START Given information

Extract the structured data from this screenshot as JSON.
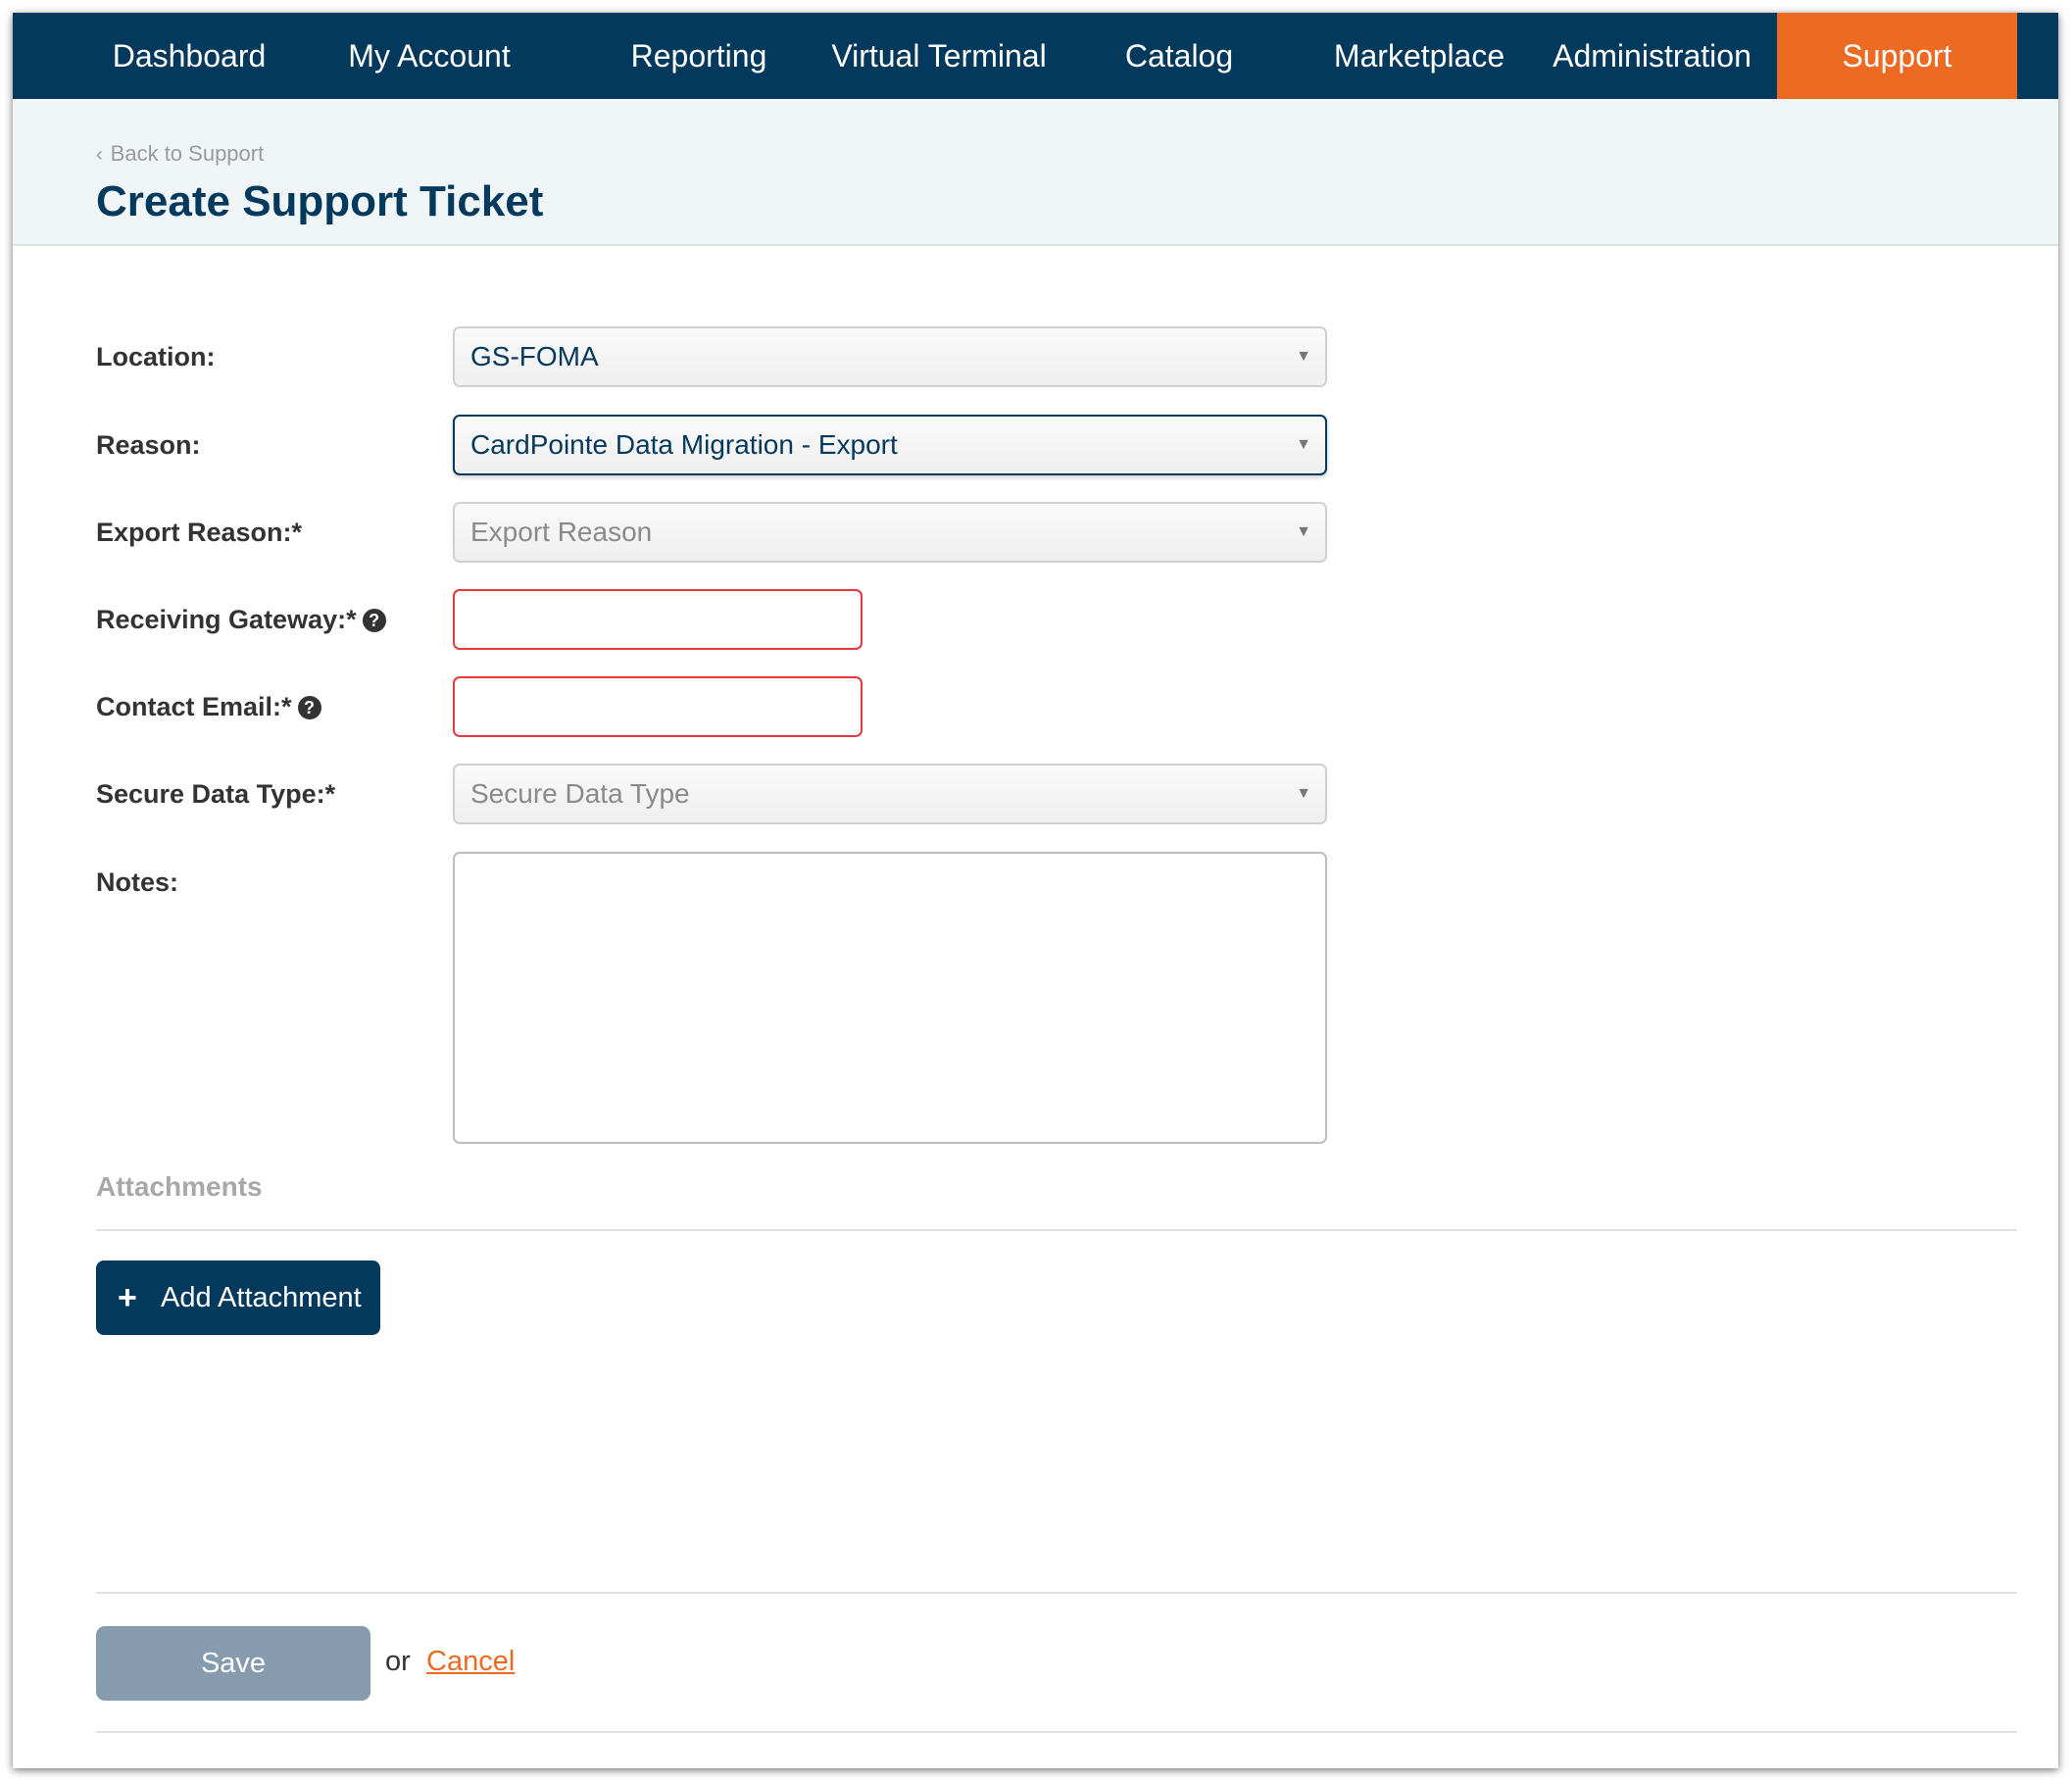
{
  "nav": {
    "items": [
      {
        "label": "Dashboard"
      },
      {
        "label": "My Account"
      },
      {
        "label": "Reporting"
      },
      {
        "label": "Virtual Terminal"
      },
      {
        "label": "Catalog"
      },
      {
        "label": "Marketplace"
      },
      {
        "label": "Administration"
      },
      {
        "label": "Support",
        "active": true
      }
    ]
  },
  "header": {
    "back_link": "Back to Support",
    "title": "Create Support Ticket"
  },
  "form": {
    "location": {
      "label": "Location:",
      "value": "GS-FOMA"
    },
    "reason": {
      "label": "Reason:",
      "value": "CardPointe Data Migration - Export"
    },
    "export_reason": {
      "label": "Export Reason:*",
      "placeholder": "Export Reason"
    },
    "receiving_gateway": {
      "label": "Receiving Gateway:*",
      "value": ""
    },
    "contact_email": {
      "label": "Contact Email:*",
      "value": ""
    },
    "secure_data_type": {
      "label": "Secure Data Type:*",
      "placeholder": "Secure Data Type"
    },
    "notes": {
      "label": "Notes:",
      "value": ""
    }
  },
  "attachments": {
    "heading": "Attachments",
    "add_button": "Add Attachment"
  },
  "actions": {
    "save": "Save",
    "or": "or",
    "cancel": "Cancel"
  },
  "colors": {
    "nav_bg": "#03395c",
    "accent": "#ec6a22",
    "error_border": "#e8383d",
    "save_disabled": "#869cae"
  }
}
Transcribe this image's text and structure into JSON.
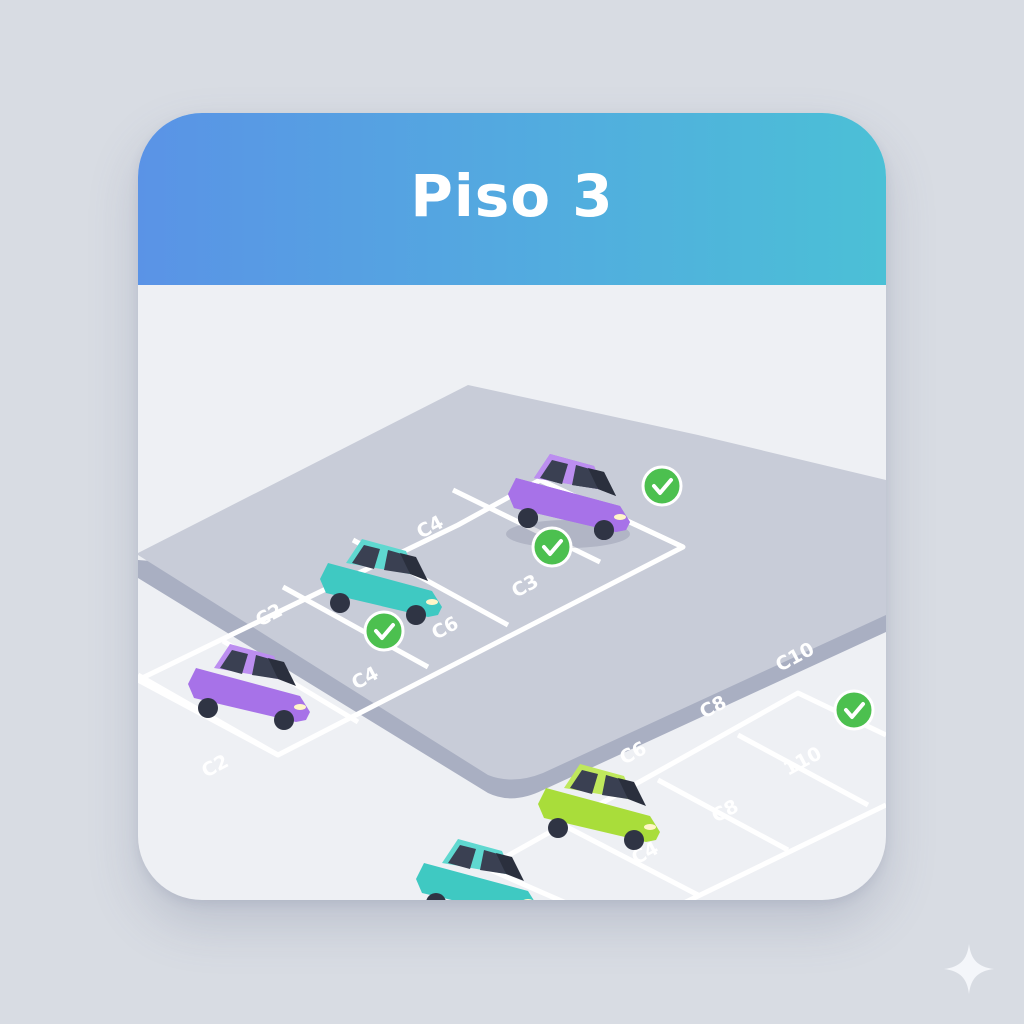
{
  "floor": {
    "title": "Piso 3"
  },
  "spots": {
    "top_a": "C4",
    "top_b": "C3",
    "top_c": "C2",
    "top_d": "C6",
    "top_e": "C4",
    "top_f": "C2",
    "bottom_a": "C10",
    "bottom_b": "C8",
    "bottom_c": "C6",
    "bottom_d": "110",
    "bottom_e": "C8",
    "bottom_f": "C4"
  },
  "colors": {
    "header_start": "#5a93e6",
    "header_end": "#4bc0d6",
    "car_purple": "#a772e8",
    "car_teal": "#3fc9c2",
    "car_lime": "#a9dd3a",
    "check_green": "#4cc04f"
  },
  "icons": [
    "check-icon",
    "car-icon",
    "sparkle-icon"
  ]
}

END Given information

**Goal**
From the listing above, pick out each line where the word "placeholder" appears.

**Result**
      "placeholder": "Export Reason"
      "placeholder": "Secure Data Type"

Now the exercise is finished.